--- BEGIN ---

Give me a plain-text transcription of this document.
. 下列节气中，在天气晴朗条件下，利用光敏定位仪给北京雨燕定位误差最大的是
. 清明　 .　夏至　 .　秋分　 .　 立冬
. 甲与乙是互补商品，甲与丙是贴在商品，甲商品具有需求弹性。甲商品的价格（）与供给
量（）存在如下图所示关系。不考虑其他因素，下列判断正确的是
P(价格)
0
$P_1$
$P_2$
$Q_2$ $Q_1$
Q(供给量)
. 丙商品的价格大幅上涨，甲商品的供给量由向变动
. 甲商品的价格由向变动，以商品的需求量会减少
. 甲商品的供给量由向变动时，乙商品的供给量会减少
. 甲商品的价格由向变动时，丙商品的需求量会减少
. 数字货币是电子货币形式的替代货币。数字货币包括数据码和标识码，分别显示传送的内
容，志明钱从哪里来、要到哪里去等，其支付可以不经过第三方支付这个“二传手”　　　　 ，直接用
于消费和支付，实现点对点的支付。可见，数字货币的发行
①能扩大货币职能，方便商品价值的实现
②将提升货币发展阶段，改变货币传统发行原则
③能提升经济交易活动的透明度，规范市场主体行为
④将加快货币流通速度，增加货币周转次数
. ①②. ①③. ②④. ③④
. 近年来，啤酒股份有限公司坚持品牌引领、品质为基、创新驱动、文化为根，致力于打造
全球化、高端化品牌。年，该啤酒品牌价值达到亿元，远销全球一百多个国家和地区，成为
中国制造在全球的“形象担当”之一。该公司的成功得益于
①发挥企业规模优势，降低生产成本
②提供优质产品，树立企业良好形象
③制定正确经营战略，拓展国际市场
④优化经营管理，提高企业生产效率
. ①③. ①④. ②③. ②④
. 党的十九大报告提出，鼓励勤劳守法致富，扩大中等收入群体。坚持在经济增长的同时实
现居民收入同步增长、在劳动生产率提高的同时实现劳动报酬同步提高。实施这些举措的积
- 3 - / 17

--- END ---

*Work instructions*. Extract all of the data above without altering anything.

*Finished task*.
Give me a plain-text transcription of this document.
. 下列节气中，在天气晴朗条件下，利用光敏定位仪给北京雨燕定位误差最大的是
. 清明　 .　夏至　 .　秋分　 .　 立冬
. 甲与乙是互补商品，甲与丙是贴在商品，甲商品具有需求弹性。甲商品的价格（）与供给
量（）存在如下图所示关系。不考虑其他因素，下列判断正确的是
P(价格)
0
$P_1$
$P_2$
$Q_2$ $Q_1$
Q(供给量)
. 丙商品的价格大幅上涨，甲商品的供给量由向变动
. 甲商品的价格由向变动，以商品的需求量会减少
. 甲商品的供给量由向变动时，乙商品的供给量会减少
. 甲商品的价格由向变动时，丙商品的需求量会减少
. 数字货币是电子货币形式的替代货币。数字货币包括数据码和标识码，分别显示传送的内
容，志明钱从哪里来、要到哪里去等，其支付可以不经过第三方支付这个“二传手”　　　　 ，直接用
于消费和支付，实现点对点的支付。可见，数字货币的发行
①能扩大货币职能，方便商品价值的实现
②将提升货币发展阶段，改变货币传统发行原则
③能提升经济交易活动的透明度，规范市场主体行为
④将加快货币流通速度，增加货币周转次数
. ①②. ①③. ②④. ③④
. 近年来，啤酒股份有限公司坚持品牌引领、品质为基、创新驱动、文化为根，致力于打造
全球化、高端化品牌。年，该啤酒品牌价值达到亿元，远销全球一百多个国家和地区，成为
中国制造在全球的“形象担当”之一。该公司的成功得益于
①发挥企业规模优势，降低生产成本
②提供优质产品，树立企业良好形象
③制定正确经营战略，拓展国际市场
④优化经营管理，提高企业生产效率
. ①③. ①④. ②③. ②④
. 党的十九大报告提出，鼓励勤劳守法致富，扩大中等收入群体。坚持在经济增长的同时实
现居民收入同步增长、在劳动生产率提高的同时实现劳动报酬同步提高。实施这些举措的积
- 3 - / 17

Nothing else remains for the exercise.